* [AIM] Each line of the listing that contains the word "document" is to be copied.

[Records contained in a dataset]
┄┄┄┄┄┄┄┄┄┄┄┄┄┄┄┄┄┄┄┄

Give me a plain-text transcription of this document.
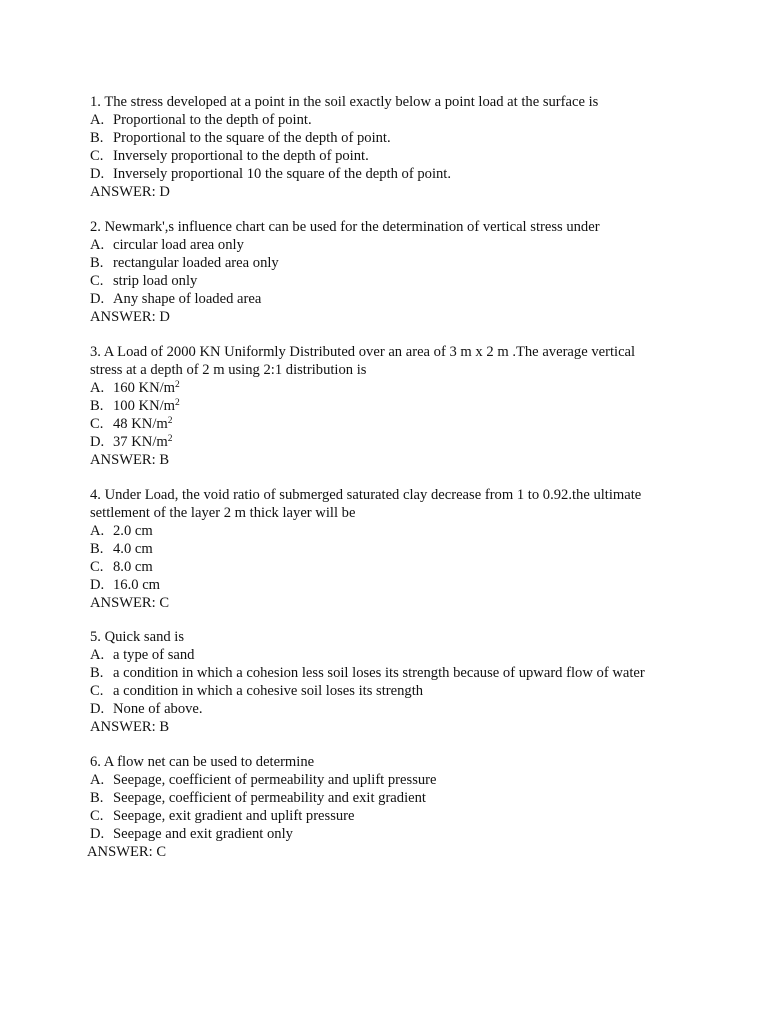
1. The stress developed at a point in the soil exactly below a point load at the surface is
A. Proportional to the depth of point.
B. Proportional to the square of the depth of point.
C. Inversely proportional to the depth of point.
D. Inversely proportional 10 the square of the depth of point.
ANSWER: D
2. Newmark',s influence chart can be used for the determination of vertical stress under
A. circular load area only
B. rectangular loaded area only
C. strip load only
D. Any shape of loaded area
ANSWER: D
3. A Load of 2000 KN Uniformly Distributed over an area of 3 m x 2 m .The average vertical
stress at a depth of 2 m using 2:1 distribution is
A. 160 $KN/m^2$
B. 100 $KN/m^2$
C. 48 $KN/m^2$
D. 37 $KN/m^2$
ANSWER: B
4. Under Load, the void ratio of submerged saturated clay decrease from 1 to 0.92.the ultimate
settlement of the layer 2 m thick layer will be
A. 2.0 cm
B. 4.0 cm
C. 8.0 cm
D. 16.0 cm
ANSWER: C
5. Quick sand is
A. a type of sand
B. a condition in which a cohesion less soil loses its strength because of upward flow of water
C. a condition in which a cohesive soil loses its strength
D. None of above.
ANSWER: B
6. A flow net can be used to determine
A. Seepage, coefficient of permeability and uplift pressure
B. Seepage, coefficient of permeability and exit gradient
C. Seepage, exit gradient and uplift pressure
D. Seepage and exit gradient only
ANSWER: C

┄┄┄┄┄┄┄┄┄┄┄┄┄┄┄┄┄┄┄┄

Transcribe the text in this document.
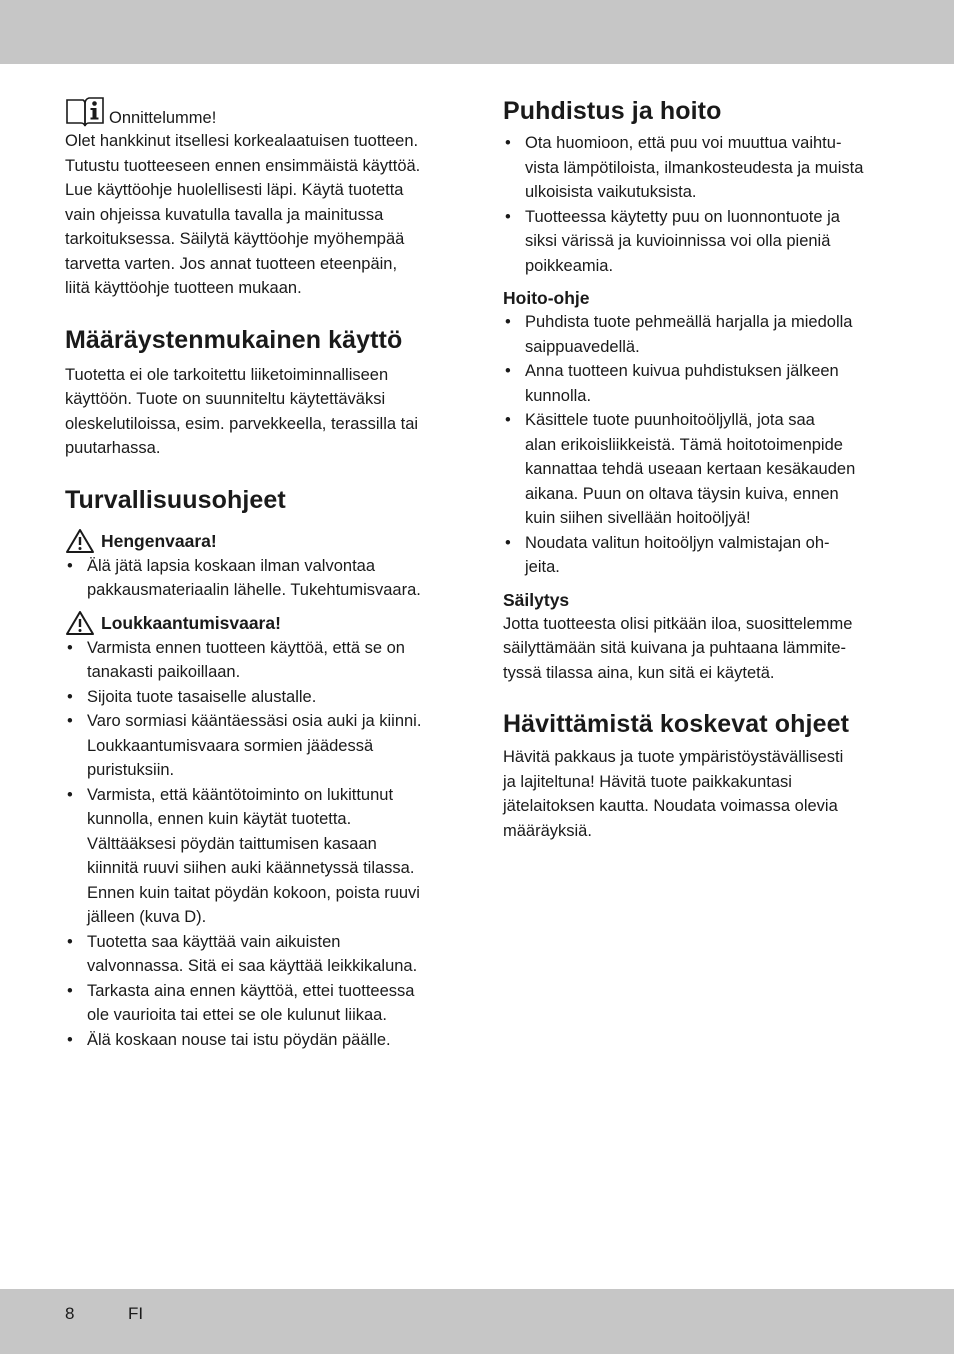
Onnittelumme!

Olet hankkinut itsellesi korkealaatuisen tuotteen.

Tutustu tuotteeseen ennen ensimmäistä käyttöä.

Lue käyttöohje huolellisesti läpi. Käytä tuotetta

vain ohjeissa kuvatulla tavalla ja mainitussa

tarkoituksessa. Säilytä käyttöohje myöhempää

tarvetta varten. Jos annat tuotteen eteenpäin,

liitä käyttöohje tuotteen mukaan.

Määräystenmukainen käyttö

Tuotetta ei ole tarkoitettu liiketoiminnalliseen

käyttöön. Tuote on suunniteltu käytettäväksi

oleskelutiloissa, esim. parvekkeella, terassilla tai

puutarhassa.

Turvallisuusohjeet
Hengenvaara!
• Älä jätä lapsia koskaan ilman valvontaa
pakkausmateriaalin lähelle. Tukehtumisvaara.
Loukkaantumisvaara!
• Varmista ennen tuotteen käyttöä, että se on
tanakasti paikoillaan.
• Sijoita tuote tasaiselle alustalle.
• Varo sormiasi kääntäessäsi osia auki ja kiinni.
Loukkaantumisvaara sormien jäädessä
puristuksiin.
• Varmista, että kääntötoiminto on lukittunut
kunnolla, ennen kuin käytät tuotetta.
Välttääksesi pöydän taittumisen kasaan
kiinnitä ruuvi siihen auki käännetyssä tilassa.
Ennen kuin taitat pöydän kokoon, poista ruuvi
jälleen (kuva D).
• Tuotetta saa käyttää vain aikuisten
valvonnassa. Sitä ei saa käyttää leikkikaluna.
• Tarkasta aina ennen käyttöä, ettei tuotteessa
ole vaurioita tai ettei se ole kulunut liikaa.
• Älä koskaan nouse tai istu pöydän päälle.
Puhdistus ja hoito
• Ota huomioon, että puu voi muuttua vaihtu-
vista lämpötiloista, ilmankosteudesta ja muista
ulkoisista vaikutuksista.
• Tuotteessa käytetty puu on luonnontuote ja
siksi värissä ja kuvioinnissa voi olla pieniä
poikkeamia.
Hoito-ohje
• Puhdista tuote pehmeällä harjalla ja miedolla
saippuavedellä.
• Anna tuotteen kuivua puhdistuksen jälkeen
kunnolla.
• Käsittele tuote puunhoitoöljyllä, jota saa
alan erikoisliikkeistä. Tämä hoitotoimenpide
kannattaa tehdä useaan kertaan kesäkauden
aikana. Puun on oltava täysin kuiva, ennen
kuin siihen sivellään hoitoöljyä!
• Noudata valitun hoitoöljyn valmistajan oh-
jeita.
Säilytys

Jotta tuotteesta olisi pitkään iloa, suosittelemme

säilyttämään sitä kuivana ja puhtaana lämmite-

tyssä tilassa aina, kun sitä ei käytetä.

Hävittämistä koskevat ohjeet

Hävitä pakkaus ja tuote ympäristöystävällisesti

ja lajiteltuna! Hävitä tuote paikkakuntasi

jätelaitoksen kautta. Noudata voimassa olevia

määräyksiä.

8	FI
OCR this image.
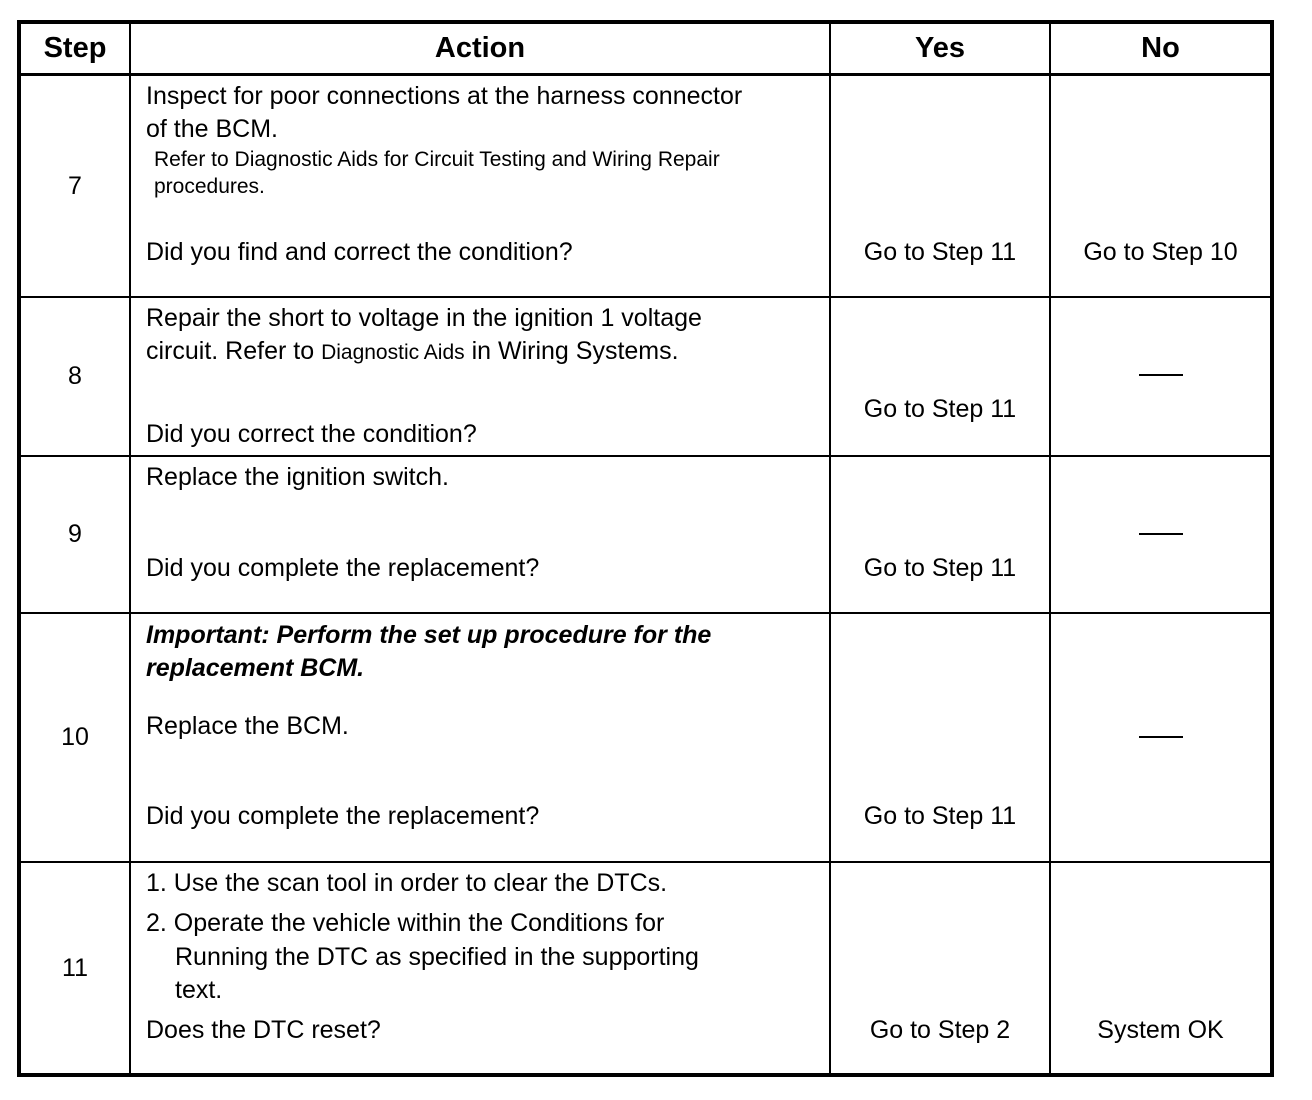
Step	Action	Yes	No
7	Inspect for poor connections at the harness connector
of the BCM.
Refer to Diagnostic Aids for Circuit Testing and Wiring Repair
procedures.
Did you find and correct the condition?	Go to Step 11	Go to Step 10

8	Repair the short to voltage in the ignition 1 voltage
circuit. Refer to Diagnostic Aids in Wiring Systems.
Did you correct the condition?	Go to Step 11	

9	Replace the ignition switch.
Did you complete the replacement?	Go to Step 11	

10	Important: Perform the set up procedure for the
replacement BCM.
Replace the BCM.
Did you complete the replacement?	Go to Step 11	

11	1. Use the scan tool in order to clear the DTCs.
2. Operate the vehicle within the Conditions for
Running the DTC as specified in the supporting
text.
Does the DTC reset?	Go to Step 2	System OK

┄┄┄┄┄┄┄┄┄┄┄┄┄┄┄┄┄┄┄┄

* [ANSWER TO THE EXERCISE]
Give me a plain-text transcription of this document.
Transcribe the text in this document.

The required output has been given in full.